**** Information supplied ****
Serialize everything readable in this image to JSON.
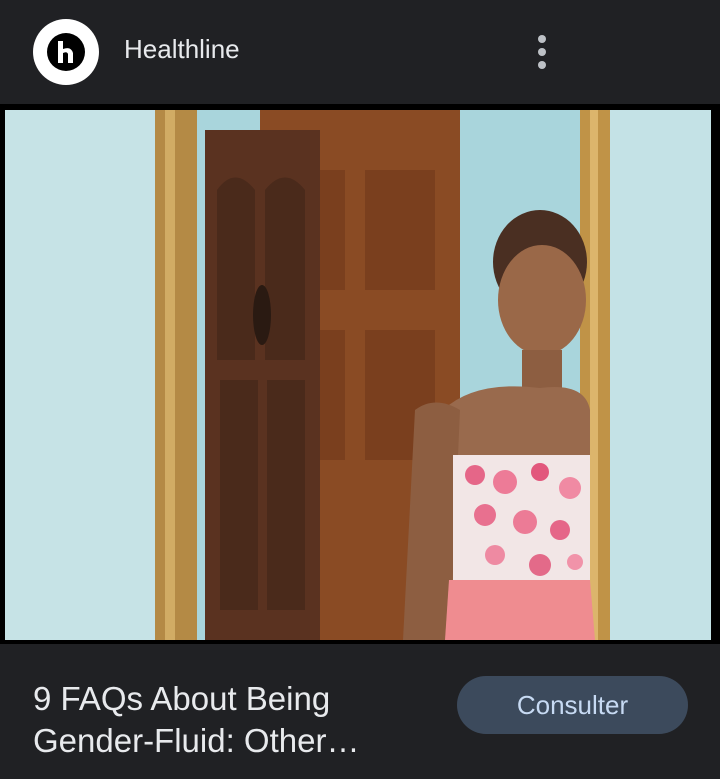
{
  "header": {
    "source_name": "Healthline",
    "logo_icon": "healthline-logo-icon",
    "more_icon": "more-vert-icon"
  },
  "article": {
    "image_alt": "Person in floral dress looking into mirror",
    "title": "9 FAQs About Being Gender-Fluid: Other…",
    "action_label": "Consulter"
  },
  "colors": {
    "background": "#202124",
    "button_bg": "#3c4a5c",
    "button_text": "#c7daf3"
  }
}
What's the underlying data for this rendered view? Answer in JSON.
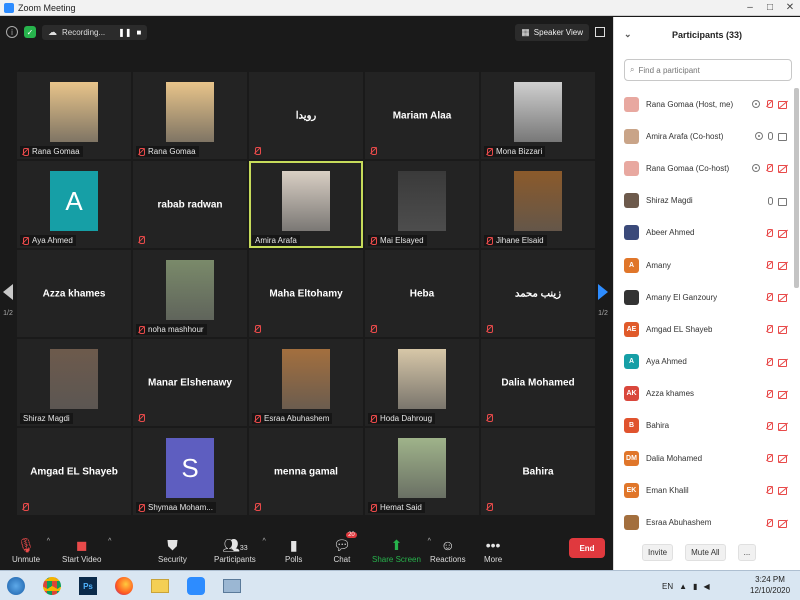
{
  "window": {
    "title": "Zoom Meeting",
    "controls": [
      "–",
      "□",
      "✕"
    ]
  },
  "topbar": {
    "recording_label": "Recording...",
    "speaker_view_label": "Speaker View"
  },
  "tiles": [
    {
      "name": "Rana Gomaa",
      "kind": "photo",
      "photo_bg": "#e8c48a",
      "muted": true
    },
    {
      "name": "Rana Gomaa",
      "kind": "photo",
      "photo_bg": "#e8c48a",
      "muted": true
    },
    {
      "name": "",
      "bigname": "رويدا",
      "kind": "name",
      "muted": true
    },
    {
      "name": "",
      "bigname": "Mariam Alaa",
      "kind": "name",
      "muted": true
    },
    {
      "name": "Mona Bizzari",
      "kind": "photo",
      "photo_bg": "#cfcfcf",
      "muted": true
    },
    {
      "name": "Aya Ahmed",
      "kind": "avatar",
      "letter": "A",
      "avatar_bg": "#169fa6",
      "muted": true
    },
    {
      "name": "",
      "bigname": "rabab radwan",
      "kind": "name",
      "muted": true
    },
    {
      "name": "Amira Arafa",
      "kind": "photo",
      "photo_bg": "#d9cfc4",
      "muted": false,
      "active": true
    },
    {
      "name": "Mai Elsayed",
      "kind": "photo",
      "photo_bg": "#3a3a3a",
      "muted": true
    },
    {
      "name": "Jihane Elsaid",
      "kind": "photo",
      "photo_bg": "#8b5a2b",
      "muted": true
    },
    {
      "name": "",
      "bigname": "Azza khames",
      "kind": "name",
      "muted": false
    },
    {
      "name": "noha mashhour",
      "kind": "photo",
      "photo_bg": "#7a8a6a",
      "muted": true
    },
    {
      "name": "",
      "bigname": "Maha Eltohamy",
      "kind": "name",
      "muted": true
    },
    {
      "name": "",
      "bigname": "Heba",
      "kind": "name",
      "muted": true
    },
    {
      "name": "",
      "bigname": "زينب محمد",
      "kind": "name",
      "muted": true
    },
    {
      "name": "Shiraz Magdi",
      "kind": "photo",
      "photo_bg": "#6d5a4c",
      "muted": false
    },
    {
      "name": "",
      "bigname": "Manar Elshenawy",
      "kind": "name",
      "muted": true
    },
    {
      "name": "Esraa Abuhashem",
      "kind": "photo",
      "photo_bg": "#a36f3e",
      "muted": true
    },
    {
      "name": "Hoda Dahroug",
      "kind": "photo",
      "photo_bg": "#d7c7a8",
      "muted": true
    },
    {
      "name": "",
      "bigname": "Dalia Mohamed",
      "kind": "name",
      "muted": true
    },
    {
      "name": "",
      "bigname": "Amgad EL Shayeb",
      "kind": "name",
      "muted": true
    },
    {
      "name": "Shymaa Moham...",
      "kind": "avatar",
      "letter": "S",
      "avatar_bg": "#5e5ec0",
      "muted": true
    },
    {
      "name": "",
      "bigname": "menna gamal",
      "kind": "name",
      "muted": true
    },
    {
      "name": "Hemat Said",
      "kind": "photo",
      "photo_bg": "#9fb38a",
      "muted": true
    },
    {
      "name": "",
      "bigname": "Bahira",
      "kind": "name",
      "muted": true
    }
  ],
  "pager": {
    "left": "1/2",
    "right": "1/2"
  },
  "toolbar": {
    "unmute": "Unmute",
    "start_video": "Start Video",
    "security": "Security",
    "participants": "Participants",
    "participants_count": "33",
    "polls": "Polls",
    "chat": "Chat",
    "chat_badge": "20",
    "share_screen": "Share Screen",
    "reactions": "Reactions",
    "more": "More",
    "end": "End"
  },
  "panel": {
    "title": "Participants (33)",
    "search_placeholder": "Find a participant",
    "invite": "Invite",
    "mute_all": "Mute All",
    "more": "...",
    "participants": [
      {
        "name": "Rana Gomaa (Host, me)",
        "avatar": "photo",
        "bg": "#e8a8a0",
        "icons": [
          "rec",
          "mute",
          "camoff"
        ]
      },
      {
        "name": "Amira Arafa (Co-host)",
        "avatar": "photo",
        "bg": "#c9a488",
        "icons": [
          "rec",
          "mic",
          "camgray"
        ]
      },
      {
        "name": "Rana Gomaa (Co-host)",
        "avatar": "photo",
        "bg": "#e8a8a0",
        "icons": [
          "rec",
          "mute",
          "camoff"
        ]
      },
      {
        "name": "Shiraz Magdi",
        "avatar": "photo",
        "bg": "#6d5a4c",
        "icons": [
          "mic",
          "camgray"
        ]
      },
      {
        "name": "Abeer Ahmed",
        "avatar": "photo",
        "bg": "#3b4a7a",
        "icons": [
          "mute",
          "camoff"
        ]
      },
      {
        "name": "Amany",
        "avatar": "A",
        "bg": "#e0762a",
        "icons": [
          "mute",
          "camoff"
        ]
      },
      {
        "name": "Amany El Ganzoury",
        "avatar": "photo",
        "bg": "#333333",
        "icons": [
          "mute",
          "camoff"
        ]
      },
      {
        "name": "Amgad EL Shayeb",
        "avatar": "AE",
        "bg": "#e05a2a",
        "icons": [
          "mute",
          "camoff"
        ]
      },
      {
        "name": "Aya Ahmed",
        "avatar": "A",
        "bg": "#169fa6",
        "icons": [
          "mute",
          "camoff"
        ]
      },
      {
        "name": "Azza khames",
        "avatar": "AK",
        "bg": "#d9473c",
        "icons": [
          "mute",
          "camoff"
        ]
      },
      {
        "name": "Bahira",
        "avatar": "B",
        "bg": "#e0532e",
        "icons": [
          "mute",
          "camoff"
        ]
      },
      {
        "name": "Dalia Mohamed",
        "avatar": "DM",
        "bg": "#e0762a",
        "icons": [
          "mute",
          "camoff"
        ]
      },
      {
        "name": "Eman Khalil",
        "avatar": "EK",
        "bg": "#e0762a",
        "icons": [
          "mute",
          "camoff"
        ]
      },
      {
        "name": "Esraa Abuhashem",
        "avatar": "photo",
        "bg": "#a36f3e",
        "icons": [
          "mute",
          "camoff"
        ]
      }
    ]
  },
  "taskbar": {
    "language": "EN",
    "time": "3:24 PM",
    "date": "12/10/2020"
  }
}
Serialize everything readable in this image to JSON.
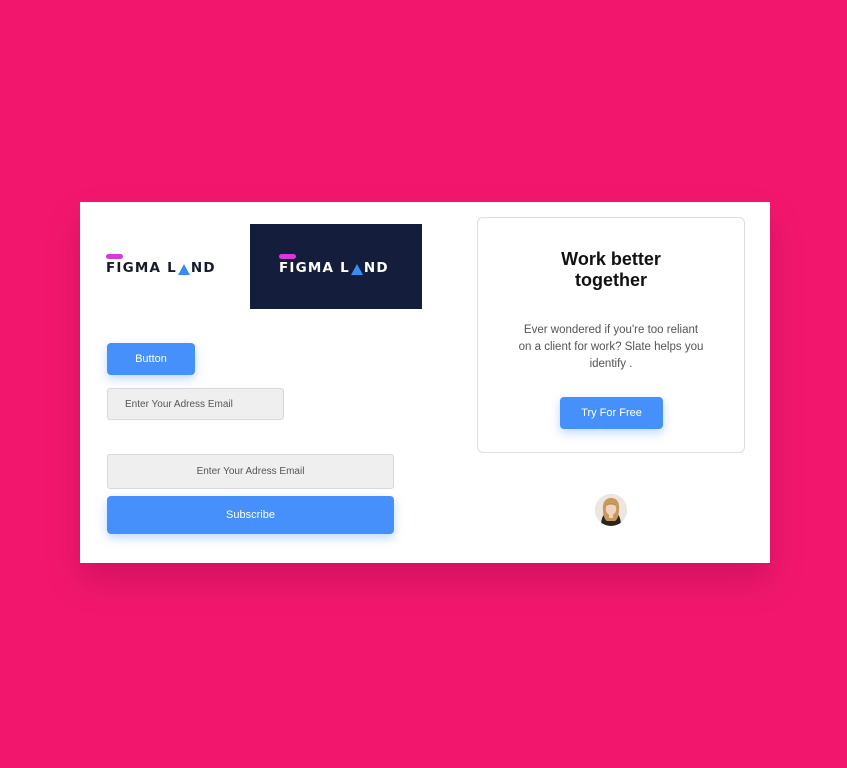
{
  "brand": {
    "logo_text_pre": "FIGMA L",
    "logo_text_post": "ND",
    "mark_color": "#d63ad9",
    "triangle_color": "#3a8cf5",
    "dark_panel_color": "#141d3b"
  },
  "colors": {
    "background": "#f2176d",
    "primary": "#4590fb"
  },
  "buttons": {
    "button_label": "Button",
    "subscribe_label": "Subscribe",
    "try_label": "Try For Free"
  },
  "inputs": {
    "email_short_placeholder": "Enter Your Adress Email",
    "email_wide_placeholder": "Enter Your Adress Email"
  },
  "promo": {
    "title": "Work better together",
    "body": "Ever wondered if you're too reliant on a client for work? Slate helps you identify ."
  },
  "avatar": {
    "icon": "user-avatar"
  }
}
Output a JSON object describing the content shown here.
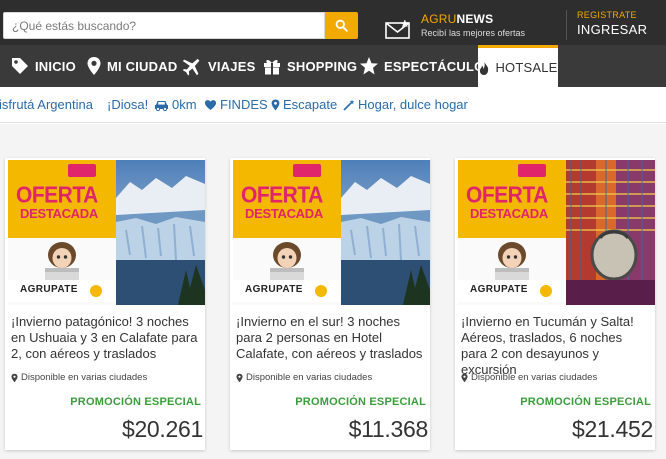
{
  "header": {
    "search_placeholder": "¿Qué estás buscando?",
    "news_brand_a": "AGRU",
    "news_brand_b": "NEWS",
    "news_sub": "Recibí las mejores ofertas",
    "register_label": "REGISTRATE",
    "login_label": "INGRESAR"
  },
  "nav": {
    "items": [
      {
        "label": "INICIO",
        "icon": "tag-icon"
      },
      {
        "label": "MI CIUDAD",
        "icon": "pin-icon"
      },
      {
        "label": "VIAJES",
        "icon": "plane-icon"
      },
      {
        "label": "SHOPPING",
        "icon": "gift-icon"
      },
      {
        "label": "ESPECTÁCULOS",
        "icon": "star-icon"
      },
      {
        "label": "HOTSALE",
        "icon": "flame-icon"
      }
    ],
    "active": "HOTSALE"
  },
  "subnav": {
    "items": [
      {
        "label": "isfrutá Argentina"
      },
      {
        "label": "¡Diosa!"
      },
      {
        "label": "0km",
        "icon": "car-icon"
      },
      {
        "label": "FINDES",
        "icon": "heart-icon"
      },
      {
        "label": "Escapate",
        "icon": "pin-icon"
      },
      {
        "label": "Hogar, dulce hogar",
        "icon": "wand-icon"
      }
    ]
  },
  "cards": [
    {
      "banner_line1": "OFERTA",
      "banner_line2": "DESTACADA",
      "banner_brand": "AGRUPATE",
      "title": "¡Invierno patagónico! 3 noches en Ushuaia y 3 en Calafate para 2, con aéreos y traslados",
      "location": "Disponible en varias ciudades",
      "promo": "PROMOCIÓN ESPECIAL",
      "price": "$20.261"
    },
    {
      "banner_line1": "OFERTA",
      "banner_line2": "DESTACADA",
      "banner_brand": "AGRUPATE",
      "title": "¡Invierno en el sur! 3 noches para 2 personas en Hotel Calafate, con aéreos y traslados",
      "location": "Disponible en varias ciudades",
      "promo": "PROMOCIÓN ESPECIAL",
      "price": "$11.368"
    },
    {
      "banner_line1": "OFERTA",
      "banner_line2": "DESTACADA",
      "banner_brand": "AGRUPATE",
      "title": "¡Invierno en Tucumán y Salta! Aéreos, traslados, 6 noches para 2 con desayunos y excursión",
      "location": "Disponible en varias ciudades",
      "promo": "PROMOCIÓN ESPECIAL",
      "price": "$21.452"
    }
  ],
  "colors": {
    "accent": "#f2a900",
    "topbar": "#2e2e2e",
    "nav": "#3a3a3a",
    "link": "#2b6ba8",
    "promo": "#3b9c3b",
    "banner_pink": "#e0256b"
  }
}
****
Identify the lines that contain the string "Amira", and copy every one of them.

      "name": "Amira Arafa",
        "name": "Amira Arafa (Co-host)",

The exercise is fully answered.